> DO THIS
Restate all of the data exactly.

> DATA FOR PROCESSING
------

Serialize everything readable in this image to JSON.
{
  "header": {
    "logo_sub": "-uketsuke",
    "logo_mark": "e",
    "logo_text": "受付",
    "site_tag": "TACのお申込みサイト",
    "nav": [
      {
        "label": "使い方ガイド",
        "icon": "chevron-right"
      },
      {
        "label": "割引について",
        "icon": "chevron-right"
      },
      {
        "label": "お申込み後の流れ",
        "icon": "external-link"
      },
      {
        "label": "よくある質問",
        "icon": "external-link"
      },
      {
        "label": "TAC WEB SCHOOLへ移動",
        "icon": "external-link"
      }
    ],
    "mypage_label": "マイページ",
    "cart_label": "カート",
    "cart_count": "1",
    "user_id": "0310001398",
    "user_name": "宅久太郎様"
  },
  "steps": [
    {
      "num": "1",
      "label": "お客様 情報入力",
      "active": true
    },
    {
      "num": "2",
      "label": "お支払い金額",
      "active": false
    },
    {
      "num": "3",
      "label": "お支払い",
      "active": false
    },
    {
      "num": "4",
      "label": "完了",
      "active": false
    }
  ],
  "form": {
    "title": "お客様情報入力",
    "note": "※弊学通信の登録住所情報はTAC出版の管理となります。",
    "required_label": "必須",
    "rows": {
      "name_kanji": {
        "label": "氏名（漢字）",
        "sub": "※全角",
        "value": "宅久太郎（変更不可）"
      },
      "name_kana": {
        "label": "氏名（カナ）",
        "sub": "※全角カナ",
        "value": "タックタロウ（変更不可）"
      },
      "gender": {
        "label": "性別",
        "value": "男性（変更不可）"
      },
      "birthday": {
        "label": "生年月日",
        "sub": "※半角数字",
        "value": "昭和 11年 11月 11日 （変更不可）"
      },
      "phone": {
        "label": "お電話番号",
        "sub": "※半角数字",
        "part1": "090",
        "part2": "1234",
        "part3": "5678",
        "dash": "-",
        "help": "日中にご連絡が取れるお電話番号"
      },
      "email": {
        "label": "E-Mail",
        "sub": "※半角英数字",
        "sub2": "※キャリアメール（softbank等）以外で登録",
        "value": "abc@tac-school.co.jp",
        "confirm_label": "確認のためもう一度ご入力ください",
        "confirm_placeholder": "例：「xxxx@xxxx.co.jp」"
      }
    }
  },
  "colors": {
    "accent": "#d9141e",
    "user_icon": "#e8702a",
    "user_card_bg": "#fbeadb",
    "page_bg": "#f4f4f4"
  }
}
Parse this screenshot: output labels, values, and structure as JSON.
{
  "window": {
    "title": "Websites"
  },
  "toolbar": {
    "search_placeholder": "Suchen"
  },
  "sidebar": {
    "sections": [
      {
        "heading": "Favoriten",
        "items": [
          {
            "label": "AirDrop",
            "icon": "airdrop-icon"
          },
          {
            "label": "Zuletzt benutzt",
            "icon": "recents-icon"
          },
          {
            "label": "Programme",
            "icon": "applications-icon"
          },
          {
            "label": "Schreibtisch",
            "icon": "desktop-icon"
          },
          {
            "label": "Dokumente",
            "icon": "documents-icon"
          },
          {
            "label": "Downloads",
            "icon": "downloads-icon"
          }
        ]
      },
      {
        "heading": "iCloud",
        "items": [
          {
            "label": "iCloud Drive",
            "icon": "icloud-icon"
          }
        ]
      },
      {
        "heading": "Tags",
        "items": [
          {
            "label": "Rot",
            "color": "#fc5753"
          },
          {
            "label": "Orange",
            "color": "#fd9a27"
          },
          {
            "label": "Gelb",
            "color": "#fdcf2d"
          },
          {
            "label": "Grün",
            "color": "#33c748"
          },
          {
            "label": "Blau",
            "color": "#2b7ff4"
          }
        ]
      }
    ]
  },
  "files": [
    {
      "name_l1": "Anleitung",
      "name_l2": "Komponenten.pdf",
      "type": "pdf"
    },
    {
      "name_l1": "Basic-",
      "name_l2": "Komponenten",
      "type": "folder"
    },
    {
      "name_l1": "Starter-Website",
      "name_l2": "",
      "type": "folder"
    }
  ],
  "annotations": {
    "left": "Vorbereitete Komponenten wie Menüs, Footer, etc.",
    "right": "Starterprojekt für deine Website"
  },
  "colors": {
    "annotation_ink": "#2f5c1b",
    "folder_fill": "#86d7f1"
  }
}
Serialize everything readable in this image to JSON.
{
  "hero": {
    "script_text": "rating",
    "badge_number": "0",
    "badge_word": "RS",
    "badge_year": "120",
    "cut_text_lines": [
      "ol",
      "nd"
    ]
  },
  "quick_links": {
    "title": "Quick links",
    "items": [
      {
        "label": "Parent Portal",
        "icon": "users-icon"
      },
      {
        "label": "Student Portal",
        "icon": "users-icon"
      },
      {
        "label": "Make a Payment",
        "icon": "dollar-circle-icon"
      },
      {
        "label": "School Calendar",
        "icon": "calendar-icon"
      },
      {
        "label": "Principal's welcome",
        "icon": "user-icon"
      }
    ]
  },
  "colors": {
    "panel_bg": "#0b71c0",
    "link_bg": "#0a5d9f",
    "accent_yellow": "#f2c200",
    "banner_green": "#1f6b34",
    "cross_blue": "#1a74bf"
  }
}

------

> RESPONSE TO THIS TASK
Serialize everything readable in this image to JSON.
{
  "header": {
    "logo_sub": "-uketsuke",
    "logo_mark": "e",
    "logo_text": "受付",
    "site_tag": "TACのお申込みサイト",
    "nav": [
      {
        "label": "使い方ガイド",
        "icon": "chevron-right"
      },
      {
        "label": "割引について",
        "icon": "chevron-right"
      },
      {
        "label": "お申込み後の流れ",
        "icon": "external-link"
      },
      {
        "label": "よくある質問",
        "icon": "external-link"
      },
      {
        "label": "TAC WEB SCHOOLへ移動",
        "icon": "external-link"
      }
    ],
    "mypage_label": "マイページ",
    "cart_label": "カート",
    "cart_count": "1",
    "user_id": "0310001398",
    "user_name": "宅久太郎様"
  },
  "steps": [
    {
      "num": "1",
      "label": "お客様 情報入力",
      "active": true
    },
    {
      "num": "2",
      "label": "お支払い金額",
      "active": false
    },
    {
      "num": "3",
      "label": "お支払い",
      "active": false
    },
    {
      "num": "4",
      "label": "完了",
      "active": false
    }
  ],
  "form": {
    "title": "お客様情報入力",
    "note": "※弊学通信の登録住所情報はTAC出版の管理となります。",
    "required_label": "必須",
    "rows": {
      "name_kanji": {
        "label": "氏名（漢字）",
        "sub": "※全角",
        "value": "宅久太郎（変更不可）"
      },
      "name_kana": {
        "label": "氏名（カナ）",
        "sub": "※全角カナ",
        "value": "タックタロウ（変更不可）"
      },
      "gender": {
        "label": "性別",
        "value": "男性（変更不可）"
      },
      "birthday": {
        "label": "生年月日",
        "sub": "※半角数字",
        "value": "昭和 11年 11月 11日 （変更不可）"
      },
      "phone": {
        "label": "お電話番号",
        "sub": "※半角数字",
        "part1": "090",
        "part2": "1234",
        "part3": "5678",
        "dash": "-",
        "help": "日中にご連絡が取れるお電話番号"
      },
      "email": {
        "label": "E-Mail",
        "sub": "※半角英数字",
        "sub2": "※キャリアメール（softbank等）以外で登録",
        "value": "abc@tac-school.co.jp",
        "confirm_label": "確認のためもう一度ご入力ください",
        "confirm_placeholder": "例：「xxxx@xxxx.co.jp」"
      }
    }
  },
  "colors": {
    "accent": "#d9141e",
    "user_icon": "#e8702a",
    "user_card_bg": "#fbeadb",
    "page_bg": "#f4f4f4"
  }
}
Parse this screenshot: output labels, values, and structure as JSON.
{
  "window": {
    "title": "Websites"
  },
  "toolbar": {
    "search_placeholder": "Suchen"
  },
  "sidebar": {
    "sections": [
      {
        "heading": "Favoriten",
        "items": [
          {
            "label": "AirDrop",
            "icon": "airdrop-icon"
          },
          {
            "label": "Zuletzt benutzt",
            "icon": "recents-icon"
          },
          {
            "label": "Programme",
            "icon": "applications-icon"
          },
          {
            "label": "Schreibtisch",
            "icon": "desktop-icon"
          },
          {
            "label": "Dokumente",
            "icon": "documents-icon"
          },
          {
            "label": "Downloads",
            "icon": "downloads-icon"
          }
        ]
      },
      {
        "heading": "iCloud",
        "items": [
          {
            "label": "iCloud Drive",
            "icon": "icloud-icon"
          }
        ]
      },
      {
        "heading": "Tags",
        "items": [
          {
            "label": "Rot",
            "color": "#fc5753"
          },
          {
            "label": "Orange",
            "color": "#fd9a27"
          },
          {
            "label": "Gelb",
            "color": "#fdcf2d"
          },
          {
            "label": "Grün",
            "color": "#33c748"
          },
          {
            "label": "Blau",
            "color": "#2b7ff4"
          }
        ]
      }
    ]
  },
  "files": [
    {
      "name_l1": "Anleitung",
      "name_l2": "Komponenten.pdf",
      "type": "pdf"
    },
    {
      "name_l1": "Basic-",
      "name_l2": "Komponenten",
      "type": "folder"
    },
    {
      "name_l1": "Starter-Website",
      "name_l2": "",
      "type": "folder"
    }
  ],
  "annotations": {
    "left": "Vorbereitete Komponenten wie Menüs, Footer, etc.",
    "right": "Starterprojekt für deine Website"
  },
  "colors": {
    "annotation_ink": "#2f5c1b",
    "folder_fill": "#86d7f1"
  }
}
Serialize everything readable in this image to JSON.
{
  "hero": {
    "script_text": "rating",
    "badge_number": "0",
    "badge_word": "RS",
    "badge_year": "120",
    "cut_text_lines": [
      "ol",
      "nd"
    ]
  },
  "quick_links": {
    "title": "Quick links",
    "items": [
      {
        "label": "Parent Portal",
        "icon": "users-icon"
      },
      {
        "label": "Student Portal",
        "icon": "users-icon"
      },
      {
        "label": "Make a Payment",
        "icon": "dollar-circle-icon"
      },
      {
        "label": "School Calendar",
        "icon": "calendar-icon"
      },
      {
        "label": "Principal's welcome",
        "icon": "user-icon"
      }
    ]
  },
  "colors": {
    "panel_bg": "#0b71c0",
    "link_bg": "#0a5d9f",
    "accent_yellow": "#f2c200",
    "banner_green": "#1f6b34",
    "cross_blue": "#1a74bf"
  }
}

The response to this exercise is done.